>> Start

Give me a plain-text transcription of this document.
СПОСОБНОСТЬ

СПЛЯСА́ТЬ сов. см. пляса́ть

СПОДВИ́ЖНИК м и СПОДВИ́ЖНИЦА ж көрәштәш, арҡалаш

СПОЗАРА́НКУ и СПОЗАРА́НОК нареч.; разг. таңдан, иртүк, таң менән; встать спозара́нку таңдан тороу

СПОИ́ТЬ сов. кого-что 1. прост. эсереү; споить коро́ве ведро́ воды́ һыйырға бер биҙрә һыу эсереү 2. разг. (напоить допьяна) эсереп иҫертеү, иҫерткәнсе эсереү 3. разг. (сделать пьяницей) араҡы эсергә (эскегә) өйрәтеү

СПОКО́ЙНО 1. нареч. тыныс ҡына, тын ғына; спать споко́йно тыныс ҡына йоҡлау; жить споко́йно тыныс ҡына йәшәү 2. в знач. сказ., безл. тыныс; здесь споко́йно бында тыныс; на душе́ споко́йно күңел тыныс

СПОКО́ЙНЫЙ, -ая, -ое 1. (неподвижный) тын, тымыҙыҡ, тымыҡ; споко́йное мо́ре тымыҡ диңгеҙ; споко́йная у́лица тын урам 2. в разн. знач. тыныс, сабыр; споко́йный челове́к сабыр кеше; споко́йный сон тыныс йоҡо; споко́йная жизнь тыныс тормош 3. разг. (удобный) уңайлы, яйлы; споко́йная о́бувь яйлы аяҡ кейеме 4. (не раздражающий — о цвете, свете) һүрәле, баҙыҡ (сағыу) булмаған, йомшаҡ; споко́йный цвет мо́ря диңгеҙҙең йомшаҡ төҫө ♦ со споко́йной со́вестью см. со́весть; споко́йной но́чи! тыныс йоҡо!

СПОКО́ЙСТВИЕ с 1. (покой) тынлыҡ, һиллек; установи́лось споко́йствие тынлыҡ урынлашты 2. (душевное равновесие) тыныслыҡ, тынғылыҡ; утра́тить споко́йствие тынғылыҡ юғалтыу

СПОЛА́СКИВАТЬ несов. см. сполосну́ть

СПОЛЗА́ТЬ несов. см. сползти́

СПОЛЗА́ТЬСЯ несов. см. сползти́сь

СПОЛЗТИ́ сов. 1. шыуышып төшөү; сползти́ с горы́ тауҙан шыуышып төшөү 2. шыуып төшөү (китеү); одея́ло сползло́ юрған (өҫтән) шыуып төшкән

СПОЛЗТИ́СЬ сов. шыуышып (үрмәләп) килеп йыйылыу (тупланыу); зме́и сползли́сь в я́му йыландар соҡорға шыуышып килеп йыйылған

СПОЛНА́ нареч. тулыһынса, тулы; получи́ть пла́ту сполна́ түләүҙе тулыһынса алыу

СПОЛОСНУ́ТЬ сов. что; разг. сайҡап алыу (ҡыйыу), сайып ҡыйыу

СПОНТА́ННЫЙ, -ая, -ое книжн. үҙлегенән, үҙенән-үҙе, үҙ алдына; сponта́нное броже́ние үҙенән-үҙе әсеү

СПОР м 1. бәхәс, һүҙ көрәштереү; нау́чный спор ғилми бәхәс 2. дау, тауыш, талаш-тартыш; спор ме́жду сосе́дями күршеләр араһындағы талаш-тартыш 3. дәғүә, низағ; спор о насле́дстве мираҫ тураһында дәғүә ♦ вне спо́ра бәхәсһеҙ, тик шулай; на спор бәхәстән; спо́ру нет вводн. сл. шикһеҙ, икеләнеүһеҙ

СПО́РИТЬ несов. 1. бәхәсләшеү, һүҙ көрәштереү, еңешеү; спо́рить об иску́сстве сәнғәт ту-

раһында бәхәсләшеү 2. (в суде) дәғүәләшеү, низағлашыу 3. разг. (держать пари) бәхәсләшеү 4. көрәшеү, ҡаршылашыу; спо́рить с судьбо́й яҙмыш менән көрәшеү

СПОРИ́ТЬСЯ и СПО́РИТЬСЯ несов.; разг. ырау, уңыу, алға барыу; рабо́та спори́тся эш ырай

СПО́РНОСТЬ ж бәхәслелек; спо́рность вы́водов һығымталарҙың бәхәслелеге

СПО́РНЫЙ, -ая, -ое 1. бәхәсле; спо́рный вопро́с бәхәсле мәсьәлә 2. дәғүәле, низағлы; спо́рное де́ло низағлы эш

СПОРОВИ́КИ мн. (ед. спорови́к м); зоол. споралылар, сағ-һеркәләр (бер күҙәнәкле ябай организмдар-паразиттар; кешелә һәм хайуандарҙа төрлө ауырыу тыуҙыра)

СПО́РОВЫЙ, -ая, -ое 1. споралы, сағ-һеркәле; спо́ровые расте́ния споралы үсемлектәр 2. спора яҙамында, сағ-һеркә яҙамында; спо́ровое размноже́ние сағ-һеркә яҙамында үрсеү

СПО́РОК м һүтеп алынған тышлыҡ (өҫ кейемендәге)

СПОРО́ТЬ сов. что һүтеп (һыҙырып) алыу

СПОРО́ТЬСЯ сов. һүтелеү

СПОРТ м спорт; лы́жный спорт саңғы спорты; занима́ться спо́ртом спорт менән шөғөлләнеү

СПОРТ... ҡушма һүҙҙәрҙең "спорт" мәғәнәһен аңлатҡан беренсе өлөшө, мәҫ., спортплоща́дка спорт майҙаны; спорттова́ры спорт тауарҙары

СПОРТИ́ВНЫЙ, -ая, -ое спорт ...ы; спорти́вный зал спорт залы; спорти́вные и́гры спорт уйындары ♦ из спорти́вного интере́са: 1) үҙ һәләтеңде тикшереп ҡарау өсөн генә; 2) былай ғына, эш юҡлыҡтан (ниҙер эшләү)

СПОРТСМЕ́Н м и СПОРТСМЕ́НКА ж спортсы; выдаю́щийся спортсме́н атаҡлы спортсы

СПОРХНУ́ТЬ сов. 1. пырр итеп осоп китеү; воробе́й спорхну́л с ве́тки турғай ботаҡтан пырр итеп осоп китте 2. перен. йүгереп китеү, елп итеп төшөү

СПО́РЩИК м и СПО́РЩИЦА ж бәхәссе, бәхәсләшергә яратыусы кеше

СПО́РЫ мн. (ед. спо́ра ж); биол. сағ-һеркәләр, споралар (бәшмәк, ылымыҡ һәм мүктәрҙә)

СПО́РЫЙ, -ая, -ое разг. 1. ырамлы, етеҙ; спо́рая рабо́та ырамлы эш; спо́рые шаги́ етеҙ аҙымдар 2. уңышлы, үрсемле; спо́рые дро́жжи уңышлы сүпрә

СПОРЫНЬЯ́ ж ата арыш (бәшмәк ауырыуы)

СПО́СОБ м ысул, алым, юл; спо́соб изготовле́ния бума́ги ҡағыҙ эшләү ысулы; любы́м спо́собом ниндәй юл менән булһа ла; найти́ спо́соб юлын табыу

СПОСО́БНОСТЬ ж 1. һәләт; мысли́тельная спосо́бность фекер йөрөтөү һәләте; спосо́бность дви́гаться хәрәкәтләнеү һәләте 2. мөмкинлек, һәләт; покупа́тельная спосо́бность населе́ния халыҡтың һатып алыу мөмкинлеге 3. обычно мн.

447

>> End

Generate an exact reproduction of all entries.

Give me a plain-text transcription of this document.
СПОСОБНОСТЬ

СПЛЯСА́ТЬ сов. см. пляса́ть

СПОДВИ́ЖНИК м и СПОДВИ́ЖНИЦА ж көрәштәш, арҡалаш

СПОЗАРА́НКУ и СПОЗАРА́НОК нареч.; разг. таңдан, иртүк, таң менән; встать спозара́нку таңдан тороу

СПОИ́ТЬ сов. кого-что 1. прост. эсереү; споить коро́ве ведро́ воды́ һыйырға бер биҙрә һыу эсереү 2. разг. (напоить допьяна) эсереп иҫертеү, иҫерткәнсе эсереү 3. разг. (сделать пьяницей) араҡы эсергә (эскегә) өйрәтеү

СПОКО́ЙНО 1. нареч. тыныс ҡына, тын ғына; спать споко́йно тыныс ҡына йоҡлау; жить споко́йно тыныс ҡына йәшәү 2. в знач. сказ., безл. тыныс; здесь споко́йно бында тыныс; на душе́ споко́йно күңел тыныс

СПОКО́ЙНЫЙ, -ая, -ое 1. (неподвижный) тын, тымыҙыҡ, тымыҡ; споко́йное мо́ре тымыҡ диңгеҙ; споко́йная у́лица тын урам 2. в разн. знач. тыныс, сабыр; споко́йный челове́к сабыр кеше; споко́йный сон тыныс йоҡо; споко́йная жизнь тыныс тормош 3. разг. (удобный) уңайлы, яйлы; споко́йная о́бувь яйлы аяҡ кейеме 4. (не раздражающий — о цвете, свете) һүрәле, баҙыҡ (сағыу) булмаған, йомшаҡ; споко́йный цвет мо́ря диңгеҙҙең йомшаҡ төҫө ♦ со споко́йной со́вестью см. со́весть; споко́йной но́чи! тыныс йоҡо!

СПОКО́ЙСТВИЕ с 1. (покой) тынлыҡ, һиллек; установи́лось споко́йствие тынлыҡ урынлашты 2. (душевное равновесие) тыныслыҡ, тынғылыҡ; утра́тить споко́йствие тынғылыҡ юғалтыу

СПОЛА́СКИВАТЬ несов. см. сполосну́ть

СПОЛЗА́ТЬ несов. см. сползти́

СПОЛЗА́ТЬСЯ несов. см. сползти́сь

СПОЛЗТИ́ сов. 1. шыуышып төшөү; сползти́ с горы́ тауҙан шыуышып төшөү 2. шыуып төшөү (китеү); одея́ло сползло́ юрған (өҫтән) шыуып төшкән

СПОЛЗТИ́СЬ сов. шыуышып (үрмәләп) килеп йыйылыу (тупланыу); зме́и сползли́сь в я́му йыландар соҡорға шыуышып килеп йыйылған

СПОЛНА́ нареч. тулыһынса, тулы; получи́ть пла́ту сполна́ түләүҙе тулыһынса алыу

СПОЛОСНУ́ТЬ сов. что; разг. сайҡап алыу (ҡыйыу), сайып ҡыйыу

СПОНТА́ННЫЙ, -ая, -ое книжн. үҙлегенән, үҙенән-үҙе, үҙ алдына; сponта́нное броже́ние үҙенән-үҙе әсеү

СПОР м 1. бәхәс, һүҙ көрәштереү; нау́чный спор ғилми бәхәс 2. дау, тауыш, талаш-тартыш; спор ме́жду сосе́дями күршеләр араһындағы талаш-тартыш 3. дәғүә, низағ; спор о насле́дстве мираҫ тураһында дәғүә ♦ вне спо́ра бәхәсһеҙ, тик шулай; на спор бәхәстән; спо́ру нет вводн. сл. шикһеҙ, икеләнеүһеҙ

СПО́РИТЬ несов. 1. бәхәсләшеү, һүҙ көрәштереү, еңешеү; спо́рить об иску́сстве сәнғәт ту-

раһында бәхәсләшеү 2. (в суде) дәғүәләшеү, низағлашыу 3. разг. (держать пари) бәхәсләшеү 4. көрәшеү, ҡаршылашыу; спо́рить с судьбо́й яҙмыш менән көрәшеү

СПОРИ́ТЬСЯ и СПО́РИТЬСЯ несов.; разг. ырау, уңыу, алға барыу; рабо́та спори́тся эш ырай

СПО́РНОСТЬ ж бәхәслелек; спо́рность вы́водов һығымталарҙың бәхәслелеге

СПО́РНЫЙ, -ая, -ое 1. бәхәсле; спо́рный вопро́с бәхәсле мәсьәлә 2. дәғүәле, низағлы; спо́рное де́ло низағлы эш

СПОРОВИ́КИ мн. (ед. спорови́к м); зоол. споралылар, сағ-һеркәләр (бер күҙәнәкле ябай организмдар-паразиттар; кешелә һәм хайуандарҙа төрлө ауырыу тыуҙыра)

СПО́РОВЫЙ, -ая, -ое 1. споралы, сағ-һеркәле; спо́ровые расте́ния споралы үсемлектәр 2. спора яҙамында, сағ-һеркә яҙамында; спо́ровое размноже́ние сағ-һеркә яҙамында үрсеү

СПО́РОК м һүтеп алынған тышлыҡ (өҫ кейемендәге)

СПОРО́ТЬ сов. что һүтеп (һыҙырып) алыу

СПОРО́ТЬСЯ сов. һүтелеү

СПОРТ м спорт; лы́жный спорт саңғы спорты; занима́ться спо́ртом спорт менән шөғөлләнеү

СПОРТ... ҡушма һүҙҙәрҙең "спорт" мәғәнәһен аңлатҡан беренсе өлөшө, мәҫ., спортплоща́дка спорт майҙаны; спорттова́ры спорт тауарҙары

СПОРТИ́ВНЫЙ, -ая, -ое спорт ...ы; спорти́вный зал спорт залы; спорти́вные и́гры спорт уйындары ♦ из спорти́вного интере́са: 1) үҙ һәләтеңде тикшереп ҡарау өсөн генә; 2) былай ғына, эш юҡлыҡтан (ниҙер эшләү)

СПОРТСМЕ́Н м и СПОРТСМЕ́НКА ж спортсы; выдаю́щийся спортсме́н атаҡлы спортсы

СПОРХНУ́ТЬ сов. 1. пырр итеп осоп китеү; воробе́й спорхну́л с ве́тки турғай ботаҡтан пырр итеп осоп китте 2. перен. йүгереп китеү, елп итеп төшөү

СПО́РЩИК м и СПО́РЩИЦА ж бәхәссе, бәхәсләшергә яратыусы кеше

СПО́РЫ мн. (ед. спо́ра ж); биол. сағ-һеркәләр, споралар (бәшмәк, ылымыҡ һәм мүктәрҙә)

СПО́РЫЙ, -ая, -ое разг. 1. ырамлы, етеҙ; спо́рая рабо́та ырамлы эш; спо́рые шаги́ етеҙ аҙымдар 2. уңышлы, үрсемле; спо́рые дро́жжи уңышлы сүпрә

СПОРЫНЬЯ́ ж ата арыш (бәшмәк ауырыуы)

СПО́СОБ м ысул, алым, юл; спо́соб изготовле́ния бума́ги ҡағыҙ эшләү ысулы; любы́м спо́собом ниндәй юл менән булһа ла; найти́ спо́соб юлын табыу

СПОСО́БНОСТЬ ж 1. һәләт; мысли́тельная спосо́бность фекер йөрөтөү һәләте; спосо́бность дви́гаться хәрәкәтләнеү һәләте 2. мөмкинлек, һәләт; покупа́тельная спосо́бность населе́ния халыҡтың һатып алыу мөмкинлеге 3. обычно мн.

447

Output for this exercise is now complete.